SHORT TASK: Locate the string "WATER" throughout the material and copy every line in which it occurs.

(Dataset listings of figures)
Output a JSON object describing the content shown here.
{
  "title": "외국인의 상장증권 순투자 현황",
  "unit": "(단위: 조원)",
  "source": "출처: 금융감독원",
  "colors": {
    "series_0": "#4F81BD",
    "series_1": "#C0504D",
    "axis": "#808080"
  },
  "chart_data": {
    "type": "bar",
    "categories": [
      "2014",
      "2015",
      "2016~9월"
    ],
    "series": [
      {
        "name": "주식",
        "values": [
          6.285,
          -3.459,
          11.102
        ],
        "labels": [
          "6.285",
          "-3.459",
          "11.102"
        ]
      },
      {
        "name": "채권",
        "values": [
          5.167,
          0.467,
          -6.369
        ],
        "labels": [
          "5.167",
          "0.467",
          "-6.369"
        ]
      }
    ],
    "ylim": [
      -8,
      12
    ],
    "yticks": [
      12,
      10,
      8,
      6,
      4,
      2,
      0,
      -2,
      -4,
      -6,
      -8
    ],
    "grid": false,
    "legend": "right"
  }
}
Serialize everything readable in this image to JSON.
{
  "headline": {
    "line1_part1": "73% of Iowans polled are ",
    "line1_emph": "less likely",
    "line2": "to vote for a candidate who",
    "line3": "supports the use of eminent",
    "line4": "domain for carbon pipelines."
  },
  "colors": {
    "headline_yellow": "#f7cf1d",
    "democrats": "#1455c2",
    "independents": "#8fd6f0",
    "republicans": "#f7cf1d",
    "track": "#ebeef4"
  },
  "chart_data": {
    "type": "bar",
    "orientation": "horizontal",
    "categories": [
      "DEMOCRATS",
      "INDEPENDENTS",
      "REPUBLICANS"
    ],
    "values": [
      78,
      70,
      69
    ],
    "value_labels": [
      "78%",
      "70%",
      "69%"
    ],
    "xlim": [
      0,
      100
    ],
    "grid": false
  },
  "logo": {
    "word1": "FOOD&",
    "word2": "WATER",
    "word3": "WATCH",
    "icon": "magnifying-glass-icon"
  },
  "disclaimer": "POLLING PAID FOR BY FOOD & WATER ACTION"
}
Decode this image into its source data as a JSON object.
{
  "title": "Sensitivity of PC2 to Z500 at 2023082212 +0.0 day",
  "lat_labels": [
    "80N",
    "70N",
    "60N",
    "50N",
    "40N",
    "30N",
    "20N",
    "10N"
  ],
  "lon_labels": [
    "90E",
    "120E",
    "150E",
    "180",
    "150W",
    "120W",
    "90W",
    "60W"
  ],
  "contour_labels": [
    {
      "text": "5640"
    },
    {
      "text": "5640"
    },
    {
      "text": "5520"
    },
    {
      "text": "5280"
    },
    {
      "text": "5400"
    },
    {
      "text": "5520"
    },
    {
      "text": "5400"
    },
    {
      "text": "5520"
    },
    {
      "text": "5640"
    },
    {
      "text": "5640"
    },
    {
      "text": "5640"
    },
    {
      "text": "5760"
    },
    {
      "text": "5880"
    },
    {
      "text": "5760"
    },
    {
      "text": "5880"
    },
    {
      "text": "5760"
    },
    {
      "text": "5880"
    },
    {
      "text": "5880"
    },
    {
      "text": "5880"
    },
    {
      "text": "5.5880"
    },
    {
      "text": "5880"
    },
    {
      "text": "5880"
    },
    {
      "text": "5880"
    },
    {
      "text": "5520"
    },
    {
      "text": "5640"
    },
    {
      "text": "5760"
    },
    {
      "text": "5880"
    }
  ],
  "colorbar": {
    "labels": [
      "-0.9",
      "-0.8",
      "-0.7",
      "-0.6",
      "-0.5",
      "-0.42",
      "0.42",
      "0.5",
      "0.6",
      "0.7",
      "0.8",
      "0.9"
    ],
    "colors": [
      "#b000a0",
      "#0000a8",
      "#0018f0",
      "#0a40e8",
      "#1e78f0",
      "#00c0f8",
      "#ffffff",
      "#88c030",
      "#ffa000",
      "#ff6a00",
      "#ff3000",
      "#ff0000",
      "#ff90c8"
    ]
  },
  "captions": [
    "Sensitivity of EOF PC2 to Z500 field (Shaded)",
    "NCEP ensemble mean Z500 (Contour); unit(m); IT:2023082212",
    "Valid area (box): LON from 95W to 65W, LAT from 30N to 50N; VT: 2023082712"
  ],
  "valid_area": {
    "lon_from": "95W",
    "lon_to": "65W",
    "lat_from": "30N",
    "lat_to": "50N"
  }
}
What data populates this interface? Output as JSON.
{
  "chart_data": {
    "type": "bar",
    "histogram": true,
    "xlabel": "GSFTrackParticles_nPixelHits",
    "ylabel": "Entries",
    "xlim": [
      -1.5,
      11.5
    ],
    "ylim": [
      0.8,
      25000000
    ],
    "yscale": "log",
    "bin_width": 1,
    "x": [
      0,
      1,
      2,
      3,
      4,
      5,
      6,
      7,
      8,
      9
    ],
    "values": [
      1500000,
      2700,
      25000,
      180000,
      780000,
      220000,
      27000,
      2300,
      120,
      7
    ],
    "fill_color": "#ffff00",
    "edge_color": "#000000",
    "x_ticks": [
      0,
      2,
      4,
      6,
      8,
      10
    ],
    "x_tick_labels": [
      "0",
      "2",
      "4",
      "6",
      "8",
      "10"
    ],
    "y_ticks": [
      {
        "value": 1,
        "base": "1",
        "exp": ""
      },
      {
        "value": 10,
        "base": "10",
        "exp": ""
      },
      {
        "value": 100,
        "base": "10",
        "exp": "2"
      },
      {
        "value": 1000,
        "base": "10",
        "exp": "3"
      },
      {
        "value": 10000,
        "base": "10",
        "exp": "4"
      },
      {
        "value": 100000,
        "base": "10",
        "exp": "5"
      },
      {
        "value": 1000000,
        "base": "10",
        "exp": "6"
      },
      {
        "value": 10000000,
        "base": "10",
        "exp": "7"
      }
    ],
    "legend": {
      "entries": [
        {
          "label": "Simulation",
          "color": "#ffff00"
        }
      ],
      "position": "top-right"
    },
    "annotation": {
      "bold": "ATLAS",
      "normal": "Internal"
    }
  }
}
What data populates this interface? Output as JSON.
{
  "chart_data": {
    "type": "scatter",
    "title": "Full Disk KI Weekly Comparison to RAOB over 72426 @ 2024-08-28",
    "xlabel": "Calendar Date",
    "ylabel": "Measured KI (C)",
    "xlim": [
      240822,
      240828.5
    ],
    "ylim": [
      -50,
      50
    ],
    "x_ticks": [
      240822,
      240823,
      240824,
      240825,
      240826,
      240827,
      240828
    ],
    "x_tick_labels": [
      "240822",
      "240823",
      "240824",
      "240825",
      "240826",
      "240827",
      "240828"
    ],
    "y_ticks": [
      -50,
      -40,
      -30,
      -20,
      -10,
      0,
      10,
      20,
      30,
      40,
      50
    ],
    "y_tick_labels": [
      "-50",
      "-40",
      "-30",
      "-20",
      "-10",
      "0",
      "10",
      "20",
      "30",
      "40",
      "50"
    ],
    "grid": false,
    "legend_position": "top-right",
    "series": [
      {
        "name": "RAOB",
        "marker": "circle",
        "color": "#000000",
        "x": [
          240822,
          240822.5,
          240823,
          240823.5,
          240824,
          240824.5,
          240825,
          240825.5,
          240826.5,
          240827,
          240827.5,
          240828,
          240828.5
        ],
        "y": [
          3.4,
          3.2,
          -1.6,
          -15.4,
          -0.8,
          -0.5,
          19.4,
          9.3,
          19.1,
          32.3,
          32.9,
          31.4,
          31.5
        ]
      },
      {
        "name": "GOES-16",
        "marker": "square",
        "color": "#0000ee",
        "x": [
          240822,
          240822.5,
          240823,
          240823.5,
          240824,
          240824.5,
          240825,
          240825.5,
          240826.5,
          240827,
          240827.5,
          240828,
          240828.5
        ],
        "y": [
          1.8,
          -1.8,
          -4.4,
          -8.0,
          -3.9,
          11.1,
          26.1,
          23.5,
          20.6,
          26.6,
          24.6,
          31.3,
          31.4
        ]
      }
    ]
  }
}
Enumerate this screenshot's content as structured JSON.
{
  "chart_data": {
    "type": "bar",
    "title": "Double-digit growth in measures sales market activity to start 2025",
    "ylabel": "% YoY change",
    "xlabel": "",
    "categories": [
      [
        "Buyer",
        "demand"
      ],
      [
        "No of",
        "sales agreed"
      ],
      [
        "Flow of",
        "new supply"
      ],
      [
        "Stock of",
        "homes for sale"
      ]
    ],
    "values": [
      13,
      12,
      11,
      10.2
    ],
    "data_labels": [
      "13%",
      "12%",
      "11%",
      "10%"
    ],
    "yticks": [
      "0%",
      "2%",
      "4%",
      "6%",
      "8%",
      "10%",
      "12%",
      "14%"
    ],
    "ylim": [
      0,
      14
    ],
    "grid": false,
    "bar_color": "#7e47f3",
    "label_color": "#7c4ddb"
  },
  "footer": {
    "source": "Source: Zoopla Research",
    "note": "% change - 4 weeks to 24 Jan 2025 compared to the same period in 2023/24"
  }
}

RESPONSE BELOW:
    "word2": "WATER",
  "disclaimer": "POLLING PAID FOR BY FOOD & WATER ACTION"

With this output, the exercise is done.